--- BEGIN Input records ---
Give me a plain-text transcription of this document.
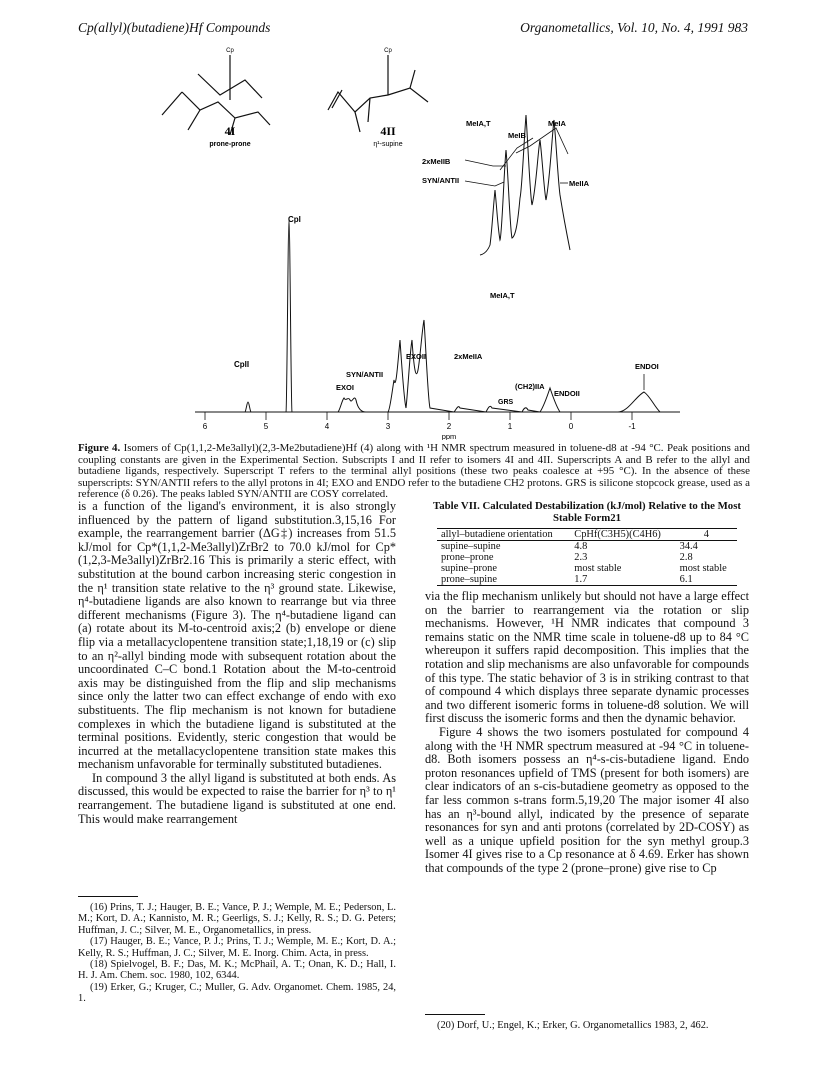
Cp(allyl)(butadiene)Hf Compounds	Organometallics, Vol. 10, No. 4, 1991 983
Cp
4I
prone-prone
Cp
4II
η¹-supine
MeIA,T
MeIB
MeIA
2xMeIIB
SYN/ANTII	MeIIA
CpII
CpI
EXOII	2xMeIIA
SYN/ANTII
EXOI	(CH2)IIA
ENDOII
ENDOI
GRS
MeIA,T
6	5	4	3	2	1	0	-1
ppm
Figure 4. Isomers of Cp(1,1,2-Me3allyl)(2,3-Me2butadiene)Hf (4) along with ¹H NMR spectrum measured in toluene-d8 at -94 °C. Peak positions and coupling constants are given in the Experimental Section. Subscripts I and II refer to isomers 4I and 4II. Superscripts A and B refer to the allyl and butadiene ligands, respectively. Superscript T refers to the terminal allyl positions (these two peaks coalesce at +95 °C). In the absence of these superscripts: SYN/ANTII refers to the allyl protons in 4I; EXO and ENDO refer to the butadiene CH2 protons. GRS is silicone stopcock grease, used as a reference (δ 0.26). The peaks labled SYN/ANTII are COSY correlated.

is a function of the ligand's environment, it is also strongly influenced by the pattern of ligand substitution.3,15,16 For example, the rearrangement barrier (ΔG‡) increases from 51.5 kJ/mol for Cp*(1,1,2-Me3allyl)ZrBr2 to 70.0 kJ/mol for Cp*(1,2,3-Me3allyl)ZrBr2.16 This is primarily a steric effect, with substitution at the bound carbon increasing steric congestion in the η¹ transition state relative to the η³ ground state. Likewise, η⁴-butadiene ligands are also known to rearrange but via three different mechanisms (Figure 3). The η⁴-butadiene ligand can (a) rotate about its M-to-centroid axis;2 (b) envelope or diene flip via a metallacyclopentene transition state;1,18,19 or (c) slip to an η²-allyl binding mode with subsequent rotation about the uncoordinated C–C bond.1 Rotation about the M-to-centroid axis may be distinguished from the flip and slip mechanisms since only the latter two can effect exchange of endo with exo substituents. The flip mechanism is not known for butadiene complexes in which the butadiene ligand is substituted at the terminal positions. Evidently, steric congestion that would be incurred at the metallacyclopentene transition state makes this mechanism unfavorable for terminally substituted butadienes.

In compound 3 the allyl ligand is substituted at both ends. As discussed, this would be expected to raise the barrier for η³ to η¹ rearrangement. The butadiene ligand is substituted at one end. This would make rearrangement

Table VII. Calculated Destabilization (kJ/mol) Relative to the Most Stable Form21
allyl–butadiene orientation	CpHf(C3H5)(C4H6)	4
supine–supine	4.8	34.4
prone–prone	2.3	2.8
supine–prone	most stable	most stable
prone–supine	1.7	6.1

via the flip mechanism unlikely but should not have a large effect on the barrier to rearrangement via the rotation or slip mechanisms. However, ¹H NMR indicates that compound 3 remains static on the NMR time scale in toluene-d8 up to 84 °C whereupon it suffers rapid decomposition. This implies that the rotation and slip mechanisms are also unfavorable for compounds of this type. The static behavior of 3 is in striking contrast to that of compound 4 which displays three separate dynamic processes and two different isomeric forms in toluene-d8 solution. We will first discuss the isomeric forms and then the dynamic behavior.

Figure 4 shows the two isomers postulated for compound 4 along with the ¹H NMR spectrum measured at -94 °C in toluene-d8. Both isomers possess an η⁴-s-cis-butadiene ligand. Endo proton resonances upfield of TMS (present for both isomers) are clear indicators of an s-cis-butadiene geometry as opposed to the far less common s-trans form.5,19,20 The major isomer 4I also has an η³-bound allyl, indicated by the presence of separate resonances for syn and anti protons (correlated by 2D-COSY) as well as a unique upfield position for the syn methyl group.3 Isomer 4I gives rise to a Cp resonance at δ 4.69. Erker has shown that compounds of the type 2 (prone–prone) give rise to Cp

(16) Prins, T. J.; Hauger, B. E.; Vance, P. J.; Wemple, M. E.; Pederson, L. M.; Kort, D. A.; Kannisto, M. R.; Geerligs, S. J.; Kelly, R. S.; D. G. Peters; Huffman, J. C.; Silver, M. E., Organometallics, in press.

(17) Hauger, B. E.; Vance, P. J.; Prins, T. J.; Wemple, M. E.; Kort, D. A.; Kelly, R. S.; Huffman, J. C.; Silver, M. E. Inorg. Chim. Acta, in press.

(18) Spielvogel, B. F.; Das, M. K.; McPhail, A. T.; Onan, K. D.; Hall, I. H. J. Am. Chem. soc. 1980, 102, 6344.

(19) Erker, G.; Kruger, C.; Muller, G. Adv. Organomet. Chem. 1985, 24, 1.

(20) Dorf, U.; Engel, K.; Erker, G. Organometallics 1983, 2, 462.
--- END Input records ---
*Work to be completed*. Skip the pictures and print each record exactly as it stands.

*In response*.
Give me a plain-text transcription of this document.
Cp(allyl)(butadiene)Hf Compounds	Organometallics, Vol. 10, No. 4, 1991 983
Cp
4I
prone-prone
Cp
4II
η¹-supine
MeIA,T
MeIB
MeIA
2xMeIIB
SYN/ANTII	MeIIA
CpII
CpI
EXOII	2xMeIIA
SYN/ANTII
EXOI	(CH2)IIA
ENDOII
ENDOI
GRS
MeIA,T
6	5	4	3	2	1	0	-1
ppm
Figure 4. Isomers of Cp(1,1,2-Me3allyl)(2,3-Me2butadiene)Hf (4) along with ¹H NMR spectrum measured in toluene-d8 at -94 °C. Peak positions and coupling constants are given in the Experimental Section. Subscripts I and II refer to isomers 4I and 4II. Superscripts A and B refer to the allyl and butadiene ligands, respectively. Superscript T refers to the terminal allyl positions (these two peaks coalesce at +95 °C). In the absence of these superscripts: SYN/ANTII refers to the allyl protons in 4I; EXO and ENDO refer to the butadiene CH2 protons. GRS is silicone stopcock grease, used as a reference (δ 0.26). The peaks labled SYN/ANTII are COSY correlated.

is a function of the ligand's environment, it is also strongly influenced by the pattern of ligand substitution.3,15,16 For example, the rearrangement barrier (ΔG‡) increases from 51.5 kJ/mol for Cp*(1,1,2-Me3allyl)ZrBr2 to 70.0 kJ/mol for Cp*(1,2,3-Me3allyl)ZrBr2.16 This is primarily a steric effect, with substitution at the bound carbon increasing steric congestion in the η¹ transition state relative to the η³ ground state. Likewise, η⁴-butadiene ligands are also known to rearrange but via three different mechanisms (Figure 3). The η⁴-butadiene ligand can (a) rotate about its M-to-centroid axis;2 (b) envelope or diene flip via a metallacyclopentene transition state;1,18,19 or (c) slip to an η²-allyl binding mode with subsequent rotation about the uncoordinated C–C bond.1 Rotation about the M-to-centroid axis may be distinguished from the flip and slip mechanisms since only the latter two can effect exchange of endo with exo substituents. The flip mechanism is not known for butadiene complexes in which the butadiene ligand is substituted at the terminal positions. Evidently, steric congestion that would be incurred at the metallacyclopentene transition state makes this mechanism unfavorable for terminally substituted butadienes.

In compound 3 the allyl ligand is substituted at both ends. As discussed, this would be expected to raise the barrier for η³ to η¹ rearrangement. The butadiene ligand is substituted at one end. This would make rearrangement

Table VII. Calculated Destabilization (kJ/mol) Relative to the Most Stable Form21
allyl–butadiene orientation	CpHf(C3H5)(C4H6)	4
supine–supine	4.8	34.4
prone–prone	2.3	2.8
supine–prone	most stable	most stable
prone–supine	1.7	6.1

via the flip mechanism unlikely but should not have a large effect on the barrier to rearrangement via the rotation or slip mechanisms. However, ¹H NMR indicates that compound 3 remains static on the NMR time scale in toluene-d8 up to 84 °C whereupon it suffers rapid decomposition. This implies that the rotation and slip mechanisms are also unfavorable for compounds of this type. The static behavior of 3 is in striking contrast to that of compound 4 which displays three separate dynamic processes and two different isomeric forms in toluene-d8 solution. We will first discuss the isomeric forms and then the dynamic behavior.

Figure 4 shows the two isomers postulated for compound 4 along with the ¹H NMR spectrum measured at -94 °C in toluene-d8. Both isomers possess an η⁴-s-cis-butadiene ligand. Endo proton resonances upfield of TMS (present for both isomers) are clear indicators of an s-cis-butadiene geometry as opposed to the far less common s-trans form.5,19,20 The major isomer 4I also has an η³-bound allyl, indicated by the presence of separate resonances for syn and anti protons (correlated by 2D-COSY) as well as a unique upfield position for the syn methyl group.3 Isomer 4I gives rise to a Cp resonance at δ 4.69. Erker has shown that compounds of the type 2 (prone–prone) give rise to Cp

(16) Prins, T. J.; Hauger, B. E.; Vance, P. J.; Wemple, M. E.; Pederson, L. M.; Kort, D. A.; Kannisto, M. R.; Geerligs, S. J.; Kelly, R. S.; D. G. Peters; Huffman, J. C.; Silver, M. E., Organometallics, in press.

(17) Hauger, B. E.; Vance, P. J.; Prins, T. J.; Wemple, M. E.; Kort, D. A.; Kelly, R. S.; Huffman, J. C.; Silver, M. E. Inorg. Chim. Acta, in press.

(18) Spielvogel, B. F.; Das, M. K.; McPhail, A. T.; Onan, K. D.; Hall, I. H. J. Am. Chem. soc. 1980, 102, 6344.

(19) Erker, G.; Kruger, C.; Muller, G. Adv. Organomet. Chem. 1985, 24, 1.

(20) Dorf, U.; Engel, K.; Erker, G. Organometallics 1983, 2, 462.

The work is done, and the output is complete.